> 所给文本
□ □ □ □ □ □ □

2024年６月小分子药物专利-吉利德小分子 GLP-1R 激动剂 GS-4571|glp|受体|吉利德|活性|激动剂|解旋酶

本文总结2024年6月份drughunter的四个化药亮点专利。

主要包括: GLP-1R 小分子激动剂，合成致死性 Polθ 抑制剂、用于神经退行性疾病的 SARM1 抑制剂。特别是对吉利德首次披露其小分子 GLP-1R 激动剂 GS-4571专利。

1. US20240199589:

GLP-1R modulating compounds，由Gilead Sciences Inc（吉利德科学公司）于2023-10-27申请的GLP-1R小分子激动剂。

胰高血糖素样肽-1 (GLP-1) 是一种肽激素，由肠道内的肠内分泌细胞响应膳食而分泌。GLP-1被认为通过直接增加膳食诱导的胰腺β细胞的胰岛素分泌来调节餐后血糖，并通过延迟食物通过肠道的转运来促进饱腹感。GLP-1 通过 GLP-1 受体 (GLP-1R) 介导细胞内信号传导，GLP-1 受体属于 G 蛋白偶联受体家族，存在于细胞膜上，可导致第二信使环磷酸腺苷 (cAMP) 的积累激活后。可能与代谢综合征的特征相关，包括肥胖、2 型糖尿病、胰岛素抵抗、非酒精性脂肪性肝炎 (NASH)和心血管疾病。

目前正在研究 GLP-1R 激动剂与糖尿病、肥胖症和 NASH 的关系。GLP-1R激动剂包括肽，例如艾塞那肽、利拉鲁肽和度拉鲁肽，已被批准用于治疗2型糖尿病。此类肽主要通过皮下注射施用。口服 GLP-1 激动剂也正在研究用于治疗 2 型糖尿病。一些 GLP-1R 激动剂，如利拉鲁肽、度拉鲁肽和艾塞那肽，能够抵抗二肽基肽酶 4(DPP4) 的快速降解，从而导致比内源性 GLP-1 更长的半衰期。

□ □ □ □ □ □ □

> 数据内容
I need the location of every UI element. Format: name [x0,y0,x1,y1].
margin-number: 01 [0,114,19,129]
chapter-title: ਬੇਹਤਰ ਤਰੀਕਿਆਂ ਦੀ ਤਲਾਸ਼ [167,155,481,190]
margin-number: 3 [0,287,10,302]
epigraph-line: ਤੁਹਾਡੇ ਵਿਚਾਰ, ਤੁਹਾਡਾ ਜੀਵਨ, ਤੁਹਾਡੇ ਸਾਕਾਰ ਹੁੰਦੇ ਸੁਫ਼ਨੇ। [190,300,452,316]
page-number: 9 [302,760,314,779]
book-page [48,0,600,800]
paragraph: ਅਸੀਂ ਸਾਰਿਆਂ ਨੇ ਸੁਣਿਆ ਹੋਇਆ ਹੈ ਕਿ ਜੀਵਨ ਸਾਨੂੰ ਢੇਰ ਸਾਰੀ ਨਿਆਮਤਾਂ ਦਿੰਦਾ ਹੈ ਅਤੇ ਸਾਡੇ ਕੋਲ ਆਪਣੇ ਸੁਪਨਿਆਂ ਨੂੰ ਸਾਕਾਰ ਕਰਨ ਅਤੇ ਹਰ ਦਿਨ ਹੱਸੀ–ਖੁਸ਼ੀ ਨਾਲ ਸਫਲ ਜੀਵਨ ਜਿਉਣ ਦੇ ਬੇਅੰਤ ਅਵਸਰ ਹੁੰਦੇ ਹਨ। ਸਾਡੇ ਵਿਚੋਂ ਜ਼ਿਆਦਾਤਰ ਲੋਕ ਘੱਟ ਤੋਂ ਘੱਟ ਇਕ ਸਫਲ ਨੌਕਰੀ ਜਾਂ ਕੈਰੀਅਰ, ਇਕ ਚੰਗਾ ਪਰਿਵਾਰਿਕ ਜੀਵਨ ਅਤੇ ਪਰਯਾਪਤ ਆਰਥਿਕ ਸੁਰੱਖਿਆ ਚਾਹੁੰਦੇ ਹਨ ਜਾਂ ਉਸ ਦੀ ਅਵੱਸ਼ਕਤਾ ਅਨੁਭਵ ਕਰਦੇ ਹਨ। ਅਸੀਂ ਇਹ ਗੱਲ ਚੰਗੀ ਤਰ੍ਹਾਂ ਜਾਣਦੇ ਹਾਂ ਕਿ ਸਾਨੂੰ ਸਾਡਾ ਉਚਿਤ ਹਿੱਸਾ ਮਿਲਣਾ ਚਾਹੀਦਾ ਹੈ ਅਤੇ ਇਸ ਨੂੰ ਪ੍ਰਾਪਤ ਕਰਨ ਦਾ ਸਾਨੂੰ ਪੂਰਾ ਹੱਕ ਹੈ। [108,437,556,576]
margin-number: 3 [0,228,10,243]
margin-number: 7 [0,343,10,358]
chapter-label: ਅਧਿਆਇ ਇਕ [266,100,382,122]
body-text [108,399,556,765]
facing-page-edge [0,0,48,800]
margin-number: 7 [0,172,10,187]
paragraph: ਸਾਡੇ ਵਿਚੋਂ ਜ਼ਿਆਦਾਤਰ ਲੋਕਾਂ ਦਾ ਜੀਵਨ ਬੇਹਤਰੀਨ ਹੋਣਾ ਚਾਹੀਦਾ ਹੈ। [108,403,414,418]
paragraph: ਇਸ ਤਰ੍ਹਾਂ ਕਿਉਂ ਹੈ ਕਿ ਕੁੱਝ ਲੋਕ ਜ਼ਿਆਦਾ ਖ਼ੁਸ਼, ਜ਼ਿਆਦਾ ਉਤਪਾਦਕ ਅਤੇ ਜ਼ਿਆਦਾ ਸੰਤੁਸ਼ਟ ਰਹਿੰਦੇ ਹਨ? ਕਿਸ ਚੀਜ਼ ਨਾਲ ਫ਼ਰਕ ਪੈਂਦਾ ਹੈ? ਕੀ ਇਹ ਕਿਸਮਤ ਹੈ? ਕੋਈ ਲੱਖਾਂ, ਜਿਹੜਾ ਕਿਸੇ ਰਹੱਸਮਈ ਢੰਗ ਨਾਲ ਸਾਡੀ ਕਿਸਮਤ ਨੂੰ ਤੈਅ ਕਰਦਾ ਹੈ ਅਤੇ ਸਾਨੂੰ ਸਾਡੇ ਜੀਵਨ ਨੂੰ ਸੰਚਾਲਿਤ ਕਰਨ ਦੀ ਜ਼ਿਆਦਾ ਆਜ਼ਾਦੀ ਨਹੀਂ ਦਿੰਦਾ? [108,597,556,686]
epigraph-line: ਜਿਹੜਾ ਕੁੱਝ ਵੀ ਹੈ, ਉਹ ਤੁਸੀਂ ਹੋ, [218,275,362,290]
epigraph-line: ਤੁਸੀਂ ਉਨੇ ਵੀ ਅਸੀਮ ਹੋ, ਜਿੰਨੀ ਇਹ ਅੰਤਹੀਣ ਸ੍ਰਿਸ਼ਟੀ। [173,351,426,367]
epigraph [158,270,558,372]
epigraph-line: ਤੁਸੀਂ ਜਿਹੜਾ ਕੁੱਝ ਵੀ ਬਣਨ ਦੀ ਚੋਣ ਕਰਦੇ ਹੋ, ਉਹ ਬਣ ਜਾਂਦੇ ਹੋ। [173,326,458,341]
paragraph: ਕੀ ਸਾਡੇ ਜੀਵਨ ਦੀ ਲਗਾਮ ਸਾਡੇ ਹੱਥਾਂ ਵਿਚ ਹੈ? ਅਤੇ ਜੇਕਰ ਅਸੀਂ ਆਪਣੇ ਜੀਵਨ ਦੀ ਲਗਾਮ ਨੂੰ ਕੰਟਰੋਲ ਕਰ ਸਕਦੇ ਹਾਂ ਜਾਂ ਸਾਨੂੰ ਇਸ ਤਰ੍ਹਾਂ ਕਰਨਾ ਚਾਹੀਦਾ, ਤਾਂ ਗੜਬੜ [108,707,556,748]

□ □ □ □ □ □ □

请接续关于2024年6月小分子药物专利的这篇文章，从其最后一句之后续写下去。

> 作答区域
仍然需要在治疗代谢疾病和相关疾病(包括但不限于NASH、肥胖症和2型糖尿病等疾病)中具有期望的治疗特性、代谢特性和/或易于施用的化合物，例如GLP-1R激动剂。

在一个实施例中，本公开提供了式(I)的化合物：

共披露578个化合物，癫痫代表为化合物60、115、117和119。与参比化合物CE-1和CE-2一起进行测试，cAMP(EC50，cAMP 的增加来量化小分子激动剂的 GLP-1R 激活)。

专利的竞品分子-CE1(即辉瑞的danuglipron)

化合物60=0.04nM

化合物115=0.122nM

化合物117=0.044nM

化合物119=0.031nM

上述化合物的猴的体内PK实验如下：

综上可以看到，吉利德的分子细胞水平有达到皮摩级的药效，其体内药代特征远优于竞品分子。该分子稳定性可能得益于其多个氟原子的取代，类似于其抗HIV病毒类药物。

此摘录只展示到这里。